**TASK DESCRIPTION:**
Reproduce the records below word for word, line by line, with nothing changed.

==================================================

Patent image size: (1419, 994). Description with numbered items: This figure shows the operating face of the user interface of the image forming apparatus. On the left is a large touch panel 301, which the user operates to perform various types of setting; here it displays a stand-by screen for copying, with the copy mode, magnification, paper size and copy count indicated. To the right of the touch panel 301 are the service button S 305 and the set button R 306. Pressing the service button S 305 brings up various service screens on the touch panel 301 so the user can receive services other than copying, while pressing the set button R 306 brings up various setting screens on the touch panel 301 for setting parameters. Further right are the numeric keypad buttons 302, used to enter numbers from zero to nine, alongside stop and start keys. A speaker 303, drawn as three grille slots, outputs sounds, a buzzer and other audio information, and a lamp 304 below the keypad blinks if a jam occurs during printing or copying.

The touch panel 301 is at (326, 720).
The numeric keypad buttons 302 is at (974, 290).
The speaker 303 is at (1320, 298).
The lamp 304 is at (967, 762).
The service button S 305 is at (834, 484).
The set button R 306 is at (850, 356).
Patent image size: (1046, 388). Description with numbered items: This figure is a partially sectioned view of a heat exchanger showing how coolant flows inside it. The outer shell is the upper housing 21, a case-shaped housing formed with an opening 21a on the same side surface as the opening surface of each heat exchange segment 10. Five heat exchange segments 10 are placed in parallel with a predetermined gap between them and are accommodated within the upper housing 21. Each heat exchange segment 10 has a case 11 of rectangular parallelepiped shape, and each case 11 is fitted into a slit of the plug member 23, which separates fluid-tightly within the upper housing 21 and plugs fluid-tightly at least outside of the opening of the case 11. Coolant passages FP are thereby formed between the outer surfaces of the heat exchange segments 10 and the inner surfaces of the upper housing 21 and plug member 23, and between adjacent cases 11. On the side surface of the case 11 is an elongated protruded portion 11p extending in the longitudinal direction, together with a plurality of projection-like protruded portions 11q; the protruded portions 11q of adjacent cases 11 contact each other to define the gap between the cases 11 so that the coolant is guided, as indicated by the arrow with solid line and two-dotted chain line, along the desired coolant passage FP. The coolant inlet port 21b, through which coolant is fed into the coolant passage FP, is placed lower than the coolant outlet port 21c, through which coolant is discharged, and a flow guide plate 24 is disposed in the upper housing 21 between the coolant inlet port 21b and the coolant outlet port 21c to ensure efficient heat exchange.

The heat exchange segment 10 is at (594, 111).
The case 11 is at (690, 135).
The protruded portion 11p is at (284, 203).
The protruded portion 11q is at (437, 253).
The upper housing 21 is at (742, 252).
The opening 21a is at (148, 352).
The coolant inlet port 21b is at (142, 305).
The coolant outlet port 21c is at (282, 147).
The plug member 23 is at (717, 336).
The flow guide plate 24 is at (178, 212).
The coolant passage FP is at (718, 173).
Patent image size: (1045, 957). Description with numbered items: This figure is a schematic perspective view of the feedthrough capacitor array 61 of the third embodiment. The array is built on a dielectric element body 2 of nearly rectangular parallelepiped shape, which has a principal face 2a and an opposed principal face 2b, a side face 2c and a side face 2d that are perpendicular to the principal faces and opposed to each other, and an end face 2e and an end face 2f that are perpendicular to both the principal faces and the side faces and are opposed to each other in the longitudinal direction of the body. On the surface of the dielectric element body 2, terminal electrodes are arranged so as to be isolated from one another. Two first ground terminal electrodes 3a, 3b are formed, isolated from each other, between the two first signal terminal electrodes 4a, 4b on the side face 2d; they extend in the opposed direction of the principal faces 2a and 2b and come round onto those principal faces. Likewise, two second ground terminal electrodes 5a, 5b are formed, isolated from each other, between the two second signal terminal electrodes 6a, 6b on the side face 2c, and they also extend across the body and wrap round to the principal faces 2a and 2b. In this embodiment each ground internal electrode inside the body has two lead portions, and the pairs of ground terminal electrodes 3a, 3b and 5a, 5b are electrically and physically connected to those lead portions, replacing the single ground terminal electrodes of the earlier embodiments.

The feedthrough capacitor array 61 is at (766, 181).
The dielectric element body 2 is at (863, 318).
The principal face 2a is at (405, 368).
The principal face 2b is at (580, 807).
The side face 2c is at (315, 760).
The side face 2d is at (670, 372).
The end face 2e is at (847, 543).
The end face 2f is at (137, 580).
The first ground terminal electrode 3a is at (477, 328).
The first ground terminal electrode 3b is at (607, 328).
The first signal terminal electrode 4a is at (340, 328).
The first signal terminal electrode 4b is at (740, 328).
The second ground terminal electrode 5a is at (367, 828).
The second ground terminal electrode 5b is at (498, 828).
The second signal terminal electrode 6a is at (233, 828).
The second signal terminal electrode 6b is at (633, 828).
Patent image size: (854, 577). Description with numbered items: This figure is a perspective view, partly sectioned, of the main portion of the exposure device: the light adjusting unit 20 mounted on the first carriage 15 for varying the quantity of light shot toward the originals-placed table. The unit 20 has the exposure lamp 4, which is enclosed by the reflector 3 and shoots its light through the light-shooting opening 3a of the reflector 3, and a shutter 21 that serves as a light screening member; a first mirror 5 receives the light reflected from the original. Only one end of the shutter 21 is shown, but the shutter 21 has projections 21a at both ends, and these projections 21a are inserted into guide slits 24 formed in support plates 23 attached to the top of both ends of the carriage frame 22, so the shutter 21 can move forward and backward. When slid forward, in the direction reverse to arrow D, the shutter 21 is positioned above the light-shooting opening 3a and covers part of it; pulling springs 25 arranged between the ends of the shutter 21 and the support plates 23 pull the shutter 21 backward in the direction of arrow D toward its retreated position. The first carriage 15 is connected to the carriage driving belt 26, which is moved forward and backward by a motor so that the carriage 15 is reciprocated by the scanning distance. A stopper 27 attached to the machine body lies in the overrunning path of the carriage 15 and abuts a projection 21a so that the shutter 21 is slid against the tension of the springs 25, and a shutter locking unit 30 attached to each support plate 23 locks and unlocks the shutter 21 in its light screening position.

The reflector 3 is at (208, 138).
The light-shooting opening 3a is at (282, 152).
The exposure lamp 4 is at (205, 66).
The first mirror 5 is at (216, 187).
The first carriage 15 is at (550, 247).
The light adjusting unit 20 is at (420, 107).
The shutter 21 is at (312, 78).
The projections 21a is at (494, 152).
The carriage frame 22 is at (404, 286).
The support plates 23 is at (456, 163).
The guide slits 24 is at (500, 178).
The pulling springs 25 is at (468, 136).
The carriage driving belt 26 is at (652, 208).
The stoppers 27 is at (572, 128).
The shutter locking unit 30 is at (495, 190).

==================================================

**WRITTEN SOLUTION:**
Patent image size: (1419, 994). Description with numbered items: This figure shows the operating face of the user interface of the image forming apparatus. On the left is a large touch panel 301, which the user operates to perform various types of setting; here it displays a stand-by screen for copying, with the copy mode, magnification, paper size and copy count indicated. To the right of the touch panel 301 are the service button S 305 and the set button R 306. Pressing the service button S 305 brings up various service screens on the touch panel 301 so the user can receive services other than copying, while pressing the set button R 306 brings up various setting screens on the touch panel 301 for setting parameters. Further right are the numeric keypad buttons 302, used to enter numbers from zero to nine, alongside stop and start keys. A speaker 303, drawn as three grille slots, outputs sounds, a buzzer and other audio information, and a lamp 304 below the keypad blinks if a jam occurs during printing or copying.

The touch panel 301 is at (326, 720).
The numeric keypad buttons 302 is at (974, 290).
The speaker 303 is at (1320, 298).
The lamp 304 is at (967, 762).
The service button S 305 is at (834, 484).
The set button R 306 is at (850, 356).
Patent image size: (1046, 388). Description with numbered items: This figure is a partially sectioned view of a heat exchanger showing how coolant flows inside it. The outer shell is the upper housing 21, a case-shaped housing formed with an opening 21a on the same side surface as the opening surface of each heat exchange segment 10. Five heat exchange segments 10 are placed in parallel with a predetermined gap between them and are accommodated within the upper housing 21. Each heat exchange segment 10 has a case 11 of rectangular parallelepiped shape, and each case 11 is fitted into a slit of the plug member 23, which separates fluid-tightly within the upper housing 21 and plugs fluid-tightly at least outside of the opening of the case 11. Coolant passages FP are thereby formed between the outer surfaces of the heat exchange segments 10 and the inner surfaces of the upper housing 21 and plug member 23, and between adjacent cases 11. On the side surface of the case 11 is an elongated protruded portion 11p extending in the longitudinal direction, together with a plurality of projection-like protruded portions 11q; the protruded portions 11q of adjacent cases 11 contact each other to define the gap between the cases 11 so that the coolant is guided, as indicated by the arrow with solid line and two-dotted chain line, along the desired coolant passage FP. The coolant inlet port 21b, through which coolant is fed into the coolant passage FP, is placed lower than the coolant outlet port 21c, through which coolant is discharged, and a flow guide plate 24 is disposed in the upper housing 21 between the coolant inlet port 21b and the coolant outlet port 21c to ensure efficient heat exchange.

The heat exchange segment 10 is at (594, 111).
The case 11 is at (690, 135).
The protruded portion 11p is at (284, 203).
The protruded portion 11q is at (437, 253).
The upper housing 21 is at (742, 252).
The opening 21a is at (148, 352).
The coolant inlet port 21b is at (142, 305).
The coolant outlet port 21c is at (282, 147).
The plug member 23 is at (717, 336).
The flow guide plate 24 is at (178, 212).
The coolant passage FP is at (718, 173).
Patent image size: (1045, 957). Description with numbered items: This figure is a schematic perspective view of the feedthrough capacitor array 61 of the third embodiment. The array is built on a dielectric element body 2 of nearly rectangular parallelepiped shape, which has a principal face 2a and an opposed principal face 2b, a side face 2c and a side face 2d that are perpendicular to the principal faces and opposed to each other, and an end face 2e and an end face 2f that are perpendicular to both the principal faces and the side faces and are opposed to each other in the longitudinal direction of the body. On the surface of the dielectric element body 2, terminal electrodes are arranged so as to be isolated from one another. Two first ground terminal electrodes 3a, 3b are formed, isolated from each other, between the two first signal terminal electrodes 4a, 4b on the side face 2d; they extend in the opposed direction of the principal faces 2a and 2b and come round onto those principal faces. Likewise, two second ground terminal electrodes 5a, 5b are formed, isolated from each other, between the two second signal terminal electrodes 6a, 6b on the side face 2c, and they also extend across the body and wrap round to the principal faces 2a and 2b. In this embodiment each ground internal electrode inside the body has two lead portions, and the pairs of ground terminal electrodes 3a, 3b and 5a, 5b are electrically and physically connected to those lead portions, replacing the single ground terminal electrodes of the earlier embodiments.

The feedthrough capacitor array 61 is at (766, 181).
The dielectric element body 2 is at (863, 318).
The principal face 2a is at (405, 368).
The principal face 2b is at (580, 807).
The side face 2c is at (315, 760).
The side face 2d is at (670, 372).
The end face 2e is at (847, 543).
The end face 2f is at (137, 580).
The first ground terminal electrode 3a is at (477, 328).
The first ground terminal electrode 3b is at (607, 328).
The first signal terminal electrode 4a is at (340, 328).
The first signal terminal electrode 4b is at (740, 328).
The second ground terminal electrode 5a is at (367, 828).
The second ground terminal electrode 5b is at (498, 828).
The second signal terminal electrode 6a is at (233, 828).
The second signal terminal electrode 6b is at (633, 828).
Patent image size: (854, 577). Description with numbered items: This figure is a perspective view, partly sectioned, of the main portion of the exposure device: the light adjusting unit 20 mounted on the first carriage 15 for varying the quantity of light shot toward the originals-placed table. The unit 20 has the exposure lamp 4, which is enclosed by the reflector 3 and shoots its light through the light-shooting opening 3a of the reflector 3, and a shutter 21 that serves as a light screening member; a first mirror 5 receives the light reflected from the original. Only one end of the shutter 21 is shown, but the shutter 21 has projections 21a at both ends, and these projections 21a are inserted into guide slits 24 formed in support plates 23 attached to the top of both ends of the carriage frame 22, so the shutter 21 can move forward and backward. When slid forward, in the direction reverse to arrow D, the shutter 21 is positioned above the light-shooting opening 3a and covers part of it; pulling springs 25 arranged between the ends of the shutter 21 and the support plates 23 pull the shutter 21 backward in the direction of arrow D toward its retreated position. The first carriage 15 is connected to the carriage driving belt 26, which is moved forward and backward by a motor so that the carriage 15 is reciprocated by the scanning distance. A stopper 27 attached to the machine body lies in the overrunning path of the carriage 15 and abuts a projection 21a so that the shutter 21 is slid against the tension of the springs 25, and a shutter locking unit 30 attached to each support plate 23 locks and unlocks the shutter 21 in its light screening position.

The reflector 3 is at (208, 138).
The light-shooting opening 3a is at (282, 152).
The exposure lamp 4 is at (205, 66).
The first mirror 5 is at (216, 187).
The first carriage 15 is at (550, 247).
The light adjusting unit 20 is at (420, 107).
The shutter 21 is at (312, 78).
The projections 21a is at (494, 152).
The carriage frame 22 is at (404, 286).
The support plates 23 is at (456, 163).
The guide slits 24 is at (500, 178).
The pulling springs 25 is at (468, 136).
The carriage driving belt 26 is at (652, 208).
The stoppers 27 is at (572, 128).
The shutter locking unit 30 is at (495, 190).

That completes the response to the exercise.